## [To do]
Provide only the number of lines in the records below that include "Extract".

[Data excerpts]

****

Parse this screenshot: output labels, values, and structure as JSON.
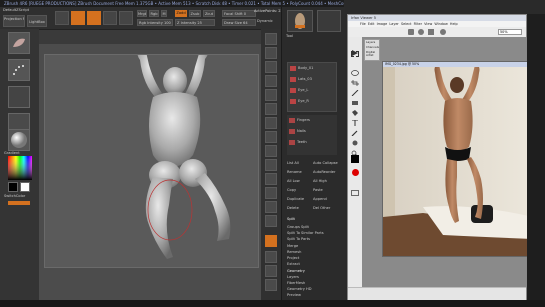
{
  "zbrush": {
    "title_bar": "ZBrush 4R6 [RUEGE PRODUCTIONS]    ZBrush Document    Free Mem 1.375GB • Active Mem 513 • Scratch Disk 48 • Timer 0.021 • Total Mem 5 • PolyCount 0.044 • MeshCount 1",
    "menu_btn": "Menus",
    "default_script": "DefaultZScript",
    "top_labels": {
      "projection_master": "Projection Master",
      "lightbox": "LightBox",
      "mrgb": "Mrgb",
      "rgb": "Rgb",
      "m": "M",
      "zadd": "Zadd",
      "zsub": "Zsub",
      "zcut": "Zcut",
      "focal_shift": "Focal Shift 0",
      "z_intensity": "Z Intensity 25",
      "draw_size": "Draw Size 64",
      "dynamic": "Dynamic",
      "rgb_intensity": "Rgb Intensity 100",
      "active_points": "ActivePoints: 22,164",
      "total_points": "TotalPoints: 74,024"
    },
    "left_labels": {
      "switch_color": "SwitchColor",
      "gradient": "Gradient"
    },
    "right_shelf": [
      "BPR",
      "SPix 3",
      "Scroll",
      "Zoom",
      "Actual",
      "AAHalf",
      "Persp",
      "Floor",
      "Local",
      "L.Sym",
      "Frame",
      "Move",
      "Scale",
      "Rotate",
      "PolyF",
      "Transp",
      "Ghost",
      "Solo",
      "Xpose"
    ],
    "tray": {
      "header": "Tool",
      "load": "Load Tool",
      "save": "Save As",
      "subtool_title": "SubTool",
      "subtools": [
        "Body_01",
        "Lats_03",
        "Eye_L",
        "Eye_R",
        "Fingers",
        "Nails",
        "Teeth"
      ],
      "list_all": "List All",
      "auto_collapse": "Auto Collapse",
      "rename": "Rename",
      "auto_reorder": "AutoReorder",
      "all_low": "All Low",
      "all_high": "All High",
      "copy": "Copy",
      "paste": "Paste",
      "duplicate": "Duplicate",
      "append": "Append",
      "insert": "Insert",
      "delete": "Delete",
      "del_other": "Del Other",
      "del_all": "Del All",
      "split": "Split",
      "groups_split": "Groups Split",
      "split_hidden": "Split To Similar Parts",
      "split_unmasked": "Split To Parts",
      "merge": "Merge",
      "remesh": "Remesh",
      "project": "Project",
      "extract": "Extract",
      "geometry": "Geometry",
      "layers": "Layers",
      "fibermesh": "FiberMesh",
      "geometry_hd": "Geometry HD",
      "preview": "Preview"
    }
  },
  "viewer": {
    "title": "Irfan Viewer 5",
    "menu": [
      "File",
      "Edit",
      "Image",
      "Layer",
      "Select",
      "Filter",
      "View",
      "Window",
      "Help"
    ],
    "doc_title": "IMG_0234.jpg @ 50%",
    "side_labels": [
      "Layers",
      "Channels",
      "Digital Artist"
    ],
    "zoom_value": "50%"
  },
  "colors": {
    "accent_orange": "#d4711f",
    "zbrush_bg": "#3a3a3a",
    "canvas_bg": "#5a5a5a"
  }
}
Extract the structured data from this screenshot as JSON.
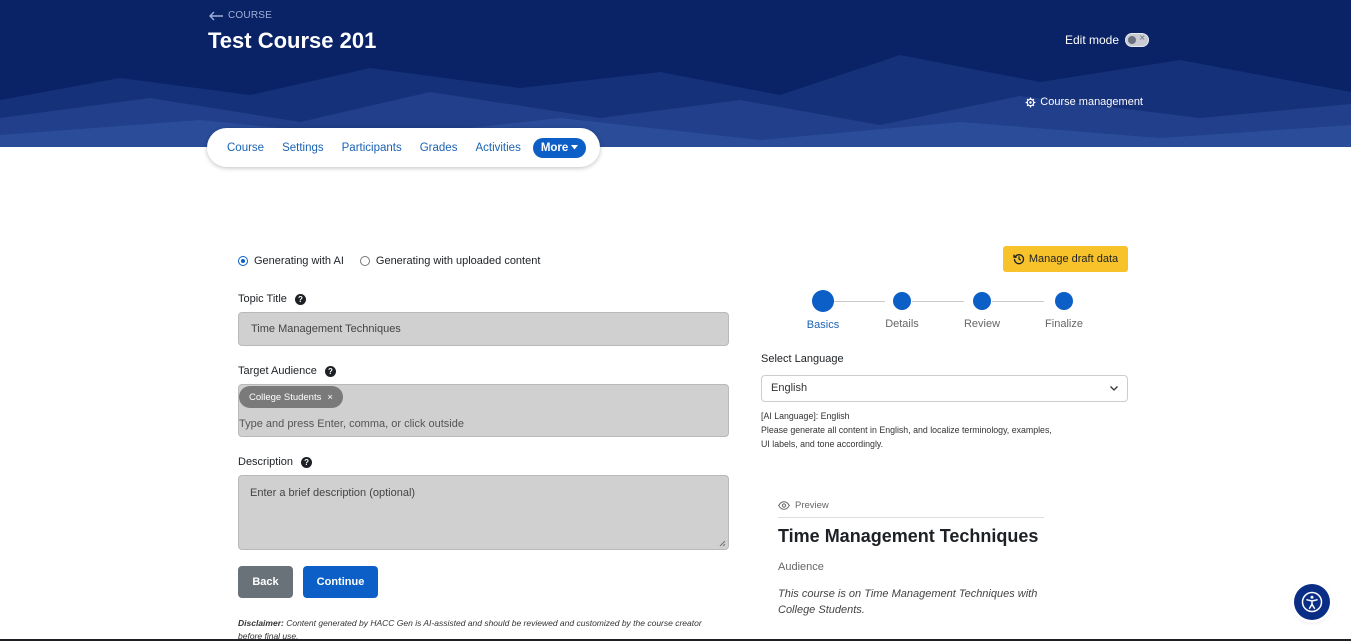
{
  "header": {
    "back_label": "COURSE",
    "course_title": "Test Course 201",
    "edit_mode_label": "Edit mode",
    "course_management_label": "Course management"
  },
  "nav": {
    "items": [
      "Course",
      "Settings",
      "Participants",
      "Grades",
      "Activities"
    ],
    "more_label": "More"
  },
  "form": {
    "mode_options": [
      {
        "label": "Generating with AI",
        "selected": true
      },
      {
        "label": "Generating with uploaded content",
        "selected": false
      }
    ],
    "topic_label": "Topic Title",
    "topic_value": "Time Management Techniques",
    "audience_label": "Target Audience",
    "audience_tags": [
      "College Students"
    ],
    "audience_placeholder": "Type and press Enter, comma, or click outside",
    "description_label": "Description",
    "description_placeholder": "Enter a brief description (optional)",
    "back_button": "Back",
    "continue_button": "Continue",
    "disclaimer_bold": "Disclaimer:",
    "disclaimer_text": " Content generated by HACC Gen is AI-assisted and should be reviewed and customized by the course creator before final use."
  },
  "side": {
    "draft_button": "Manage draft data",
    "steps": [
      {
        "label": "Basics",
        "active": true
      },
      {
        "label": "Details",
        "active": false
      },
      {
        "label": "Review",
        "active": false
      },
      {
        "label": "Finalize",
        "active": false
      }
    ],
    "language_label": "Select Language",
    "language_value": "English",
    "ai_language_line": "[AI Language]: English",
    "ai_instruction": "Please generate all content in English, and localize terminology, examples, UI labels, and tone accordingly."
  },
  "preview": {
    "header": "Preview",
    "title": "Time Management Techniques",
    "audience_label": "Audience",
    "description": "This course is on Time Management Techniques with College Students."
  },
  "colors": {
    "header_bg": "#0a2266",
    "primary": "#0b5fc6",
    "warning": "#f8c22a"
  }
}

****

## [Task answer]
2